- _WHAT THE EXERCISE ASKS_: Transcribe all the records exactly and omit any images they hold.

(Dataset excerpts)

+ + +

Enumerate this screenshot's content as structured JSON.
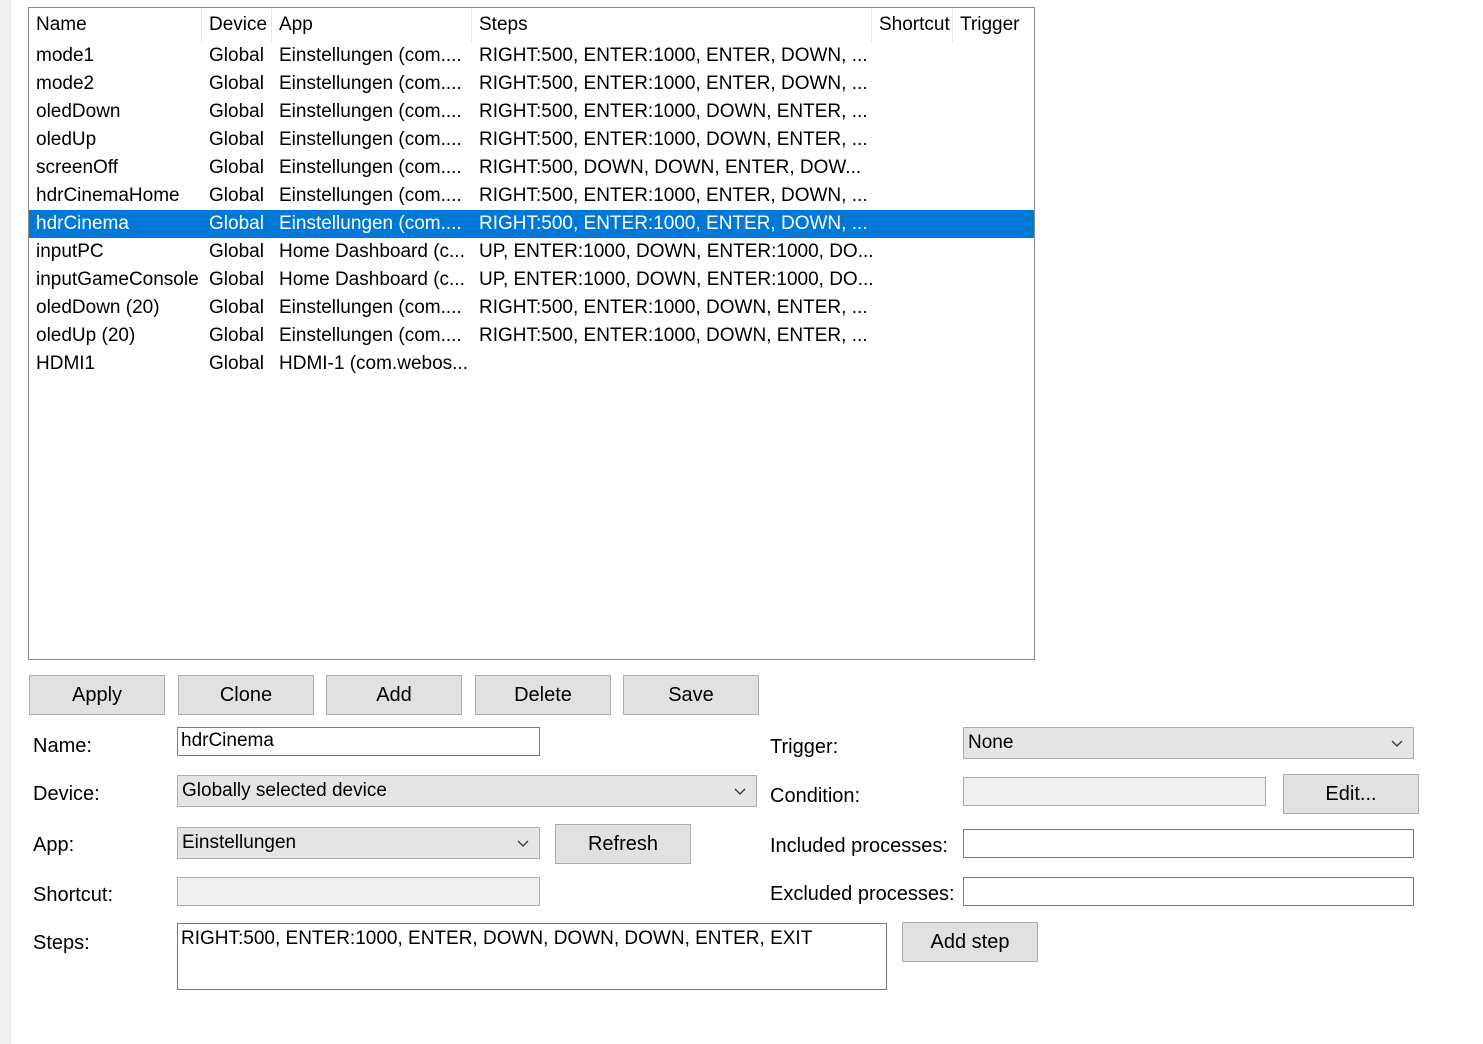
{
  "list": {
    "columns": [
      "Name",
      "Device",
      "App",
      "Steps",
      "Shortcut",
      "Trigger"
    ],
    "rows": [
      {
        "name": "mode1",
        "device": "Global",
        "app": "Einstellungen (com....",
        "steps": "RIGHT:500, ENTER:1000, ENTER, DOWN, ..."
      },
      {
        "name": "mode2",
        "device": "Global",
        "app": "Einstellungen (com....",
        "steps": "RIGHT:500, ENTER:1000, ENTER, DOWN, ..."
      },
      {
        "name": "oledDown",
        "device": "Global",
        "app": "Einstellungen (com....",
        "steps": "RIGHT:500, ENTER:1000, DOWN, ENTER, ..."
      },
      {
        "name": "oledUp",
        "device": "Global",
        "app": "Einstellungen (com....",
        "steps": "RIGHT:500, ENTER:1000, DOWN, ENTER, ..."
      },
      {
        "name": "screenOff",
        "device": "Global",
        "app": "Einstellungen (com....",
        "steps": "RIGHT:500, DOWN, DOWN, ENTER, DOW..."
      },
      {
        "name": "hdrCinemaHome",
        "device": "Global",
        "app": "Einstellungen (com....",
        "steps": "RIGHT:500, ENTER:1000, ENTER, DOWN, ..."
      },
      {
        "name": "hdrCinema",
        "device": "Global",
        "app": "Einstellungen (com....",
        "steps": "RIGHT:500, ENTER:1000, ENTER, DOWN, ...",
        "selected": true
      },
      {
        "name": "inputPC",
        "device": "Global",
        "app": "Home Dashboard (c...",
        "steps": "UP, ENTER:1000, DOWN, ENTER:1000, DO..."
      },
      {
        "name": "inputGameConsole",
        "device": "Global",
        "app": "Home Dashboard (c...",
        "steps": "UP, ENTER:1000, DOWN, ENTER:1000, DO..."
      },
      {
        "name": "oledDown (20)",
        "device": "Global",
        "app": "Einstellungen (com....",
        "steps": "RIGHT:500, ENTER:1000, DOWN, ENTER, ..."
      },
      {
        "name": "oledUp (20)",
        "device": "Global",
        "app": "Einstellungen (com....",
        "steps": "RIGHT:500, ENTER:1000, DOWN, ENTER, ..."
      },
      {
        "name": "HDMI1",
        "device": "Global",
        "app": "HDMI-1 (com.webos...",
        "steps": ""
      }
    ]
  },
  "buttons": {
    "apply": "Apply",
    "clone": "Clone",
    "add": "Add",
    "delete": "Delete",
    "save": "Save",
    "refresh": "Refresh",
    "edit": "Edit...",
    "add_step": "Add step"
  },
  "form": {
    "name_label": "Name:",
    "name_value": "hdrCinema",
    "device_label": "Device:",
    "device_value": "Globally selected device",
    "app_label": "App:",
    "app_value": "Einstellungen",
    "shortcut_label": "Shortcut:",
    "shortcut_value": "",
    "steps_label": "Steps:",
    "steps_value": "RIGHT:500, ENTER:1000, ENTER, DOWN, DOWN, DOWN, ENTER, EXIT",
    "trigger_label": "Trigger:",
    "trigger_value": "None",
    "condition_label": "Condition:",
    "condition_value": "",
    "included_label": "Included processes:",
    "included_value": "",
    "excluded_label": "Excluded processes:",
    "excluded_value": ""
  },
  "icons": {
    "dropdown": "chevron-down-icon"
  },
  "colors": {
    "selection": "#0078d7",
    "button_bg": "#e1e1e1",
    "combo_bg": "#e5e5e5"
  }
}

+ + +

- _ANSWER IN FULL_:
Enumerate this screenshot's content as structured JSON.
{
  "list": {
    "columns": [
      "Name",
      "Device",
      "App",
      "Steps",
      "Shortcut",
      "Trigger"
    ],
    "rows": [
      {
        "name": "mode1",
        "device": "Global",
        "app": "Einstellungen (com....",
        "steps": "RIGHT:500, ENTER:1000, ENTER, DOWN, ..."
      },
      {
        "name": "mode2",
        "device": "Global",
        "app": "Einstellungen (com....",
        "steps": "RIGHT:500, ENTER:1000, ENTER, DOWN, ..."
      },
      {
        "name": "oledDown",
        "device": "Global",
        "app": "Einstellungen (com....",
        "steps": "RIGHT:500, ENTER:1000, DOWN, ENTER, ..."
      },
      {
        "name": "oledUp",
        "device": "Global",
        "app": "Einstellungen (com....",
        "steps": "RIGHT:500, ENTER:1000, DOWN, ENTER, ..."
      },
      {
        "name": "screenOff",
        "device": "Global",
        "app": "Einstellungen (com....",
        "steps": "RIGHT:500, DOWN, DOWN, ENTER, DOW..."
      },
      {
        "name": "hdrCinemaHome",
        "device": "Global",
        "app": "Einstellungen (com....",
        "steps": "RIGHT:500, ENTER:1000, ENTER, DOWN, ..."
      },
      {
        "name": "hdrCinema",
        "device": "Global",
        "app": "Einstellungen (com....",
        "steps": "RIGHT:500, ENTER:1000, ENTER, DOWN, ...",
        "selected": true
      },
      {
        "name": "inputPC",
        "device": "Global",
        "app": "Home Dashboard (c...",
        "steps": "UP, ENTER:1000, DOWN, ENTER:1000, DO..."
      },
      {
        "name": "inputGameConsole",
        "device": "Global",
        "app": "Home Dashboard (c...",
        "steps": "UP, ENTER:1000, DOWN, ENTER:1000, DO..."
      },
      {
        "name": "oledDown (20)",
        "device": "Global",
        "app": "Einstellungen (com....",
        "steps": "RIGHT:500, ENTER:1000, DOWN, ENTER, ..."
      },
      {
        "name": "oledUp (20)",
        "device": "Global",
        "app": "Einstellungen (com....",
        "steps": "RIGHT:500, ENTER:1000, DOWN, ENTER, ..."
      },
      {
        "name": "HDMI1",
        "device": "Global",
        "app": "HDMI-1 (com.webos...",
        "steps": ""
      }
    ]
  },
  "buttons": {
    "apply": "Apply",
    "clone": "Clone",
    "add": "Add",
    "delete": "Delete",
    "save": "Save",
    "refresh": "Refresh",
    "edit": "Edit...",
    "add_step": "Add step"
  },
  "form": {
    "name_label": "Name:",
    "name_value": "hdrCinema",
    "device_label": "Device:",
    "device_value": "Globally selected device",
    "app_label": "App:",
    "app_value": "Einstellungen",
    "shortcut_label": "Shortcut:",
    "shortcut_value": "",
    "steps_label": "Steps:",
    "steps_value": "RIGHT:500, ENTER:1000, ENTER, DOWN, DOWN, DOWN, ENTER, EXIT",
    "trigger_label": "Trigger:",
    "trigger_value": "None",
    "condition_label": "Condition:",
    "condition_value": "",
    "included_label": "Included processes:",
    "included_value": "",
    "excluded_label": "Excluded processes:",
    "excluded_value": ""
  },
  "icons": {
    "dropdown": "chevron-down-icon"
  },
  "colors": {
    "selection": "#0078d7",
    "button_bg": "#e1e1e1",
    "combo_bg": "#e5e5e5"
  }
}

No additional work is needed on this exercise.